• [DATA TO PROCESS]:
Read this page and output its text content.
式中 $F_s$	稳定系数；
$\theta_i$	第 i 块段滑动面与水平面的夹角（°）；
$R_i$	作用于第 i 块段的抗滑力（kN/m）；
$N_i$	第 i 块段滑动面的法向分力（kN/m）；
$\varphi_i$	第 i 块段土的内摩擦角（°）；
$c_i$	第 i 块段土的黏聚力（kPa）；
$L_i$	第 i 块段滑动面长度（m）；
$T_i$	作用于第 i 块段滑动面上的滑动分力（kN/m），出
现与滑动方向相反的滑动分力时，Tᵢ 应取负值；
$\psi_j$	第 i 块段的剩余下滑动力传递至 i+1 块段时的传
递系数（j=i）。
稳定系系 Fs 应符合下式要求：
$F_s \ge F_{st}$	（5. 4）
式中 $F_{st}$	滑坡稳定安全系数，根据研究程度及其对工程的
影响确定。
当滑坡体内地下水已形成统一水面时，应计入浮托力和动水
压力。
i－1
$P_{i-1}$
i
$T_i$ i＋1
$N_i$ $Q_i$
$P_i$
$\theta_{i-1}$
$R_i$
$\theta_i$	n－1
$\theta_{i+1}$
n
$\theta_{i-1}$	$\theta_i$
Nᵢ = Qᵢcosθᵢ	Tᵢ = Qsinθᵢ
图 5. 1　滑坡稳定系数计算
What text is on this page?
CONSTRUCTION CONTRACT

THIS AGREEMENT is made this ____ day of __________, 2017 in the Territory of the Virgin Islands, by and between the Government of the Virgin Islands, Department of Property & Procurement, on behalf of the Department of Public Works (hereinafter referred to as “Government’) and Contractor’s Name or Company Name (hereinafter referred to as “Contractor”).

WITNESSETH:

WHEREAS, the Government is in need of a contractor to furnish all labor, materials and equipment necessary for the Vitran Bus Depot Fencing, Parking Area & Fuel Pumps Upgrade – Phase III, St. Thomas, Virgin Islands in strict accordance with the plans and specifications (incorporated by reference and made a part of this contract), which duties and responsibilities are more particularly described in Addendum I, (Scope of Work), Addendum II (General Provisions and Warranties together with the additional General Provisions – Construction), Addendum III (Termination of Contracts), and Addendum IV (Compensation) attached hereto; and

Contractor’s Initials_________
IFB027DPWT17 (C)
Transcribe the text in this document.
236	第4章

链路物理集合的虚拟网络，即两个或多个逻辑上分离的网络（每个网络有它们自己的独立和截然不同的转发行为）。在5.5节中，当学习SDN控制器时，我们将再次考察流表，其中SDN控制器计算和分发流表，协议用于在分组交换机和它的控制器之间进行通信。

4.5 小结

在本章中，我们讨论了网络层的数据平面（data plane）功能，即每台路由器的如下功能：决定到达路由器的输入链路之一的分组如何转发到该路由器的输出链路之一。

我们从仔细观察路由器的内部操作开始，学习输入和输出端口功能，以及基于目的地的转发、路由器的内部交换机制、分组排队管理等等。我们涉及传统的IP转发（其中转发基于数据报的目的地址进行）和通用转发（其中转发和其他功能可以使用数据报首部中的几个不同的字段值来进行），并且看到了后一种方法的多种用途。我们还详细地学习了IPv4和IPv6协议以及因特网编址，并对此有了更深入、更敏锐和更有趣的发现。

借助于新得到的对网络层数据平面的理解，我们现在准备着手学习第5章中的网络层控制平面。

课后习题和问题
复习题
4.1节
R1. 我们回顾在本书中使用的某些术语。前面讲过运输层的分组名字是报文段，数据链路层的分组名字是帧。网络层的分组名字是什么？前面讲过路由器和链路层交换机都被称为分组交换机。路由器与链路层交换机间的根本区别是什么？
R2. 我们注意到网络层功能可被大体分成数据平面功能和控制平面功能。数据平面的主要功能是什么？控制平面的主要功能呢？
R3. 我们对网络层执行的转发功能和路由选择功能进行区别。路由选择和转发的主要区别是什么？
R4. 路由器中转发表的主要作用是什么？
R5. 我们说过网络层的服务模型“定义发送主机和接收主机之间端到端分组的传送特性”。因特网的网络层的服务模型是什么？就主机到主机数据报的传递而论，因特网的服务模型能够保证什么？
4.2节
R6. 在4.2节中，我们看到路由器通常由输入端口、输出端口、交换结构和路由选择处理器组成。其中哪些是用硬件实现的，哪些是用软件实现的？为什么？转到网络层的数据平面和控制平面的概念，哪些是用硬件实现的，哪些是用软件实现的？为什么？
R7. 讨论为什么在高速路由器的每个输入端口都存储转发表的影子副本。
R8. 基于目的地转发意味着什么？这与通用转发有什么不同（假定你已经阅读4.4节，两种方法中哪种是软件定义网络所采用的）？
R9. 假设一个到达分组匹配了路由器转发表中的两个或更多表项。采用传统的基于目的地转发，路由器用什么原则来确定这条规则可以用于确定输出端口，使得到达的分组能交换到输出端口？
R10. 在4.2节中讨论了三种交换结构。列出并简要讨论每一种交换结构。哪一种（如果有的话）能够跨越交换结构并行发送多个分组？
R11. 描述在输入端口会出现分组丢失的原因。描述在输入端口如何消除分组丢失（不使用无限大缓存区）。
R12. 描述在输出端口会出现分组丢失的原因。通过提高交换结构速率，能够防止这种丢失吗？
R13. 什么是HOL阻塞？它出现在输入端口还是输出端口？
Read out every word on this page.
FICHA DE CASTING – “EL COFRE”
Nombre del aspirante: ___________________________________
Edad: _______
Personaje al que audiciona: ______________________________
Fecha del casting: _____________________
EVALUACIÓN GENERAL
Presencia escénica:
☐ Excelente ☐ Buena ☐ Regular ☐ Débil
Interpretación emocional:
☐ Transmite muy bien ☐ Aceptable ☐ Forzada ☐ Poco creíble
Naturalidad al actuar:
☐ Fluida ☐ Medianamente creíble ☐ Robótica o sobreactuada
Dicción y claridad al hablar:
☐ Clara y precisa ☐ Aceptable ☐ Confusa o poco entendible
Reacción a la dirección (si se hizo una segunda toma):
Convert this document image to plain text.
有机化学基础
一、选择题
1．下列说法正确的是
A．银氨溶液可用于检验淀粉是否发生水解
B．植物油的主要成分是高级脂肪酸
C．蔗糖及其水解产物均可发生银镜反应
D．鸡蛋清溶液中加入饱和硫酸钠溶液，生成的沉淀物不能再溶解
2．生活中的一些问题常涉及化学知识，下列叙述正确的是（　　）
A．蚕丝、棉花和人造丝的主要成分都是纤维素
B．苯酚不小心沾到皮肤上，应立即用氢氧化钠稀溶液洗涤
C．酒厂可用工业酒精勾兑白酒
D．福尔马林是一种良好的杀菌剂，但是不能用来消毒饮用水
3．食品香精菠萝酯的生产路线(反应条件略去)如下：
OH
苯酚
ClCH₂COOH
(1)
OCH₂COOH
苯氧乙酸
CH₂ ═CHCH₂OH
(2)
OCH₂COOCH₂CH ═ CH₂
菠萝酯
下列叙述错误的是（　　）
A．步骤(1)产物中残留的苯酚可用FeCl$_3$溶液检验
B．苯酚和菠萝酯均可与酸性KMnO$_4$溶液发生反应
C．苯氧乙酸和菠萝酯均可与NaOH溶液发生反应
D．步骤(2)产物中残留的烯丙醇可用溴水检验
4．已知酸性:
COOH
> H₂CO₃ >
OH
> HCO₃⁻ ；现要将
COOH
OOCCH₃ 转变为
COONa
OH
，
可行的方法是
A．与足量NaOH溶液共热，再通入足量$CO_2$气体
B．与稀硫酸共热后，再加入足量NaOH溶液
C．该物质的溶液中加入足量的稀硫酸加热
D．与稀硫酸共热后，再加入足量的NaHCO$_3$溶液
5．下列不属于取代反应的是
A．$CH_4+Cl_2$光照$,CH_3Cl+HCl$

• [WHAT YOU ARE ASKED TO DO]: Of the lines above, how many contain the word "text"? Provide the number and nothing else.

• [ANSWER TO THE PROBLEM]: 4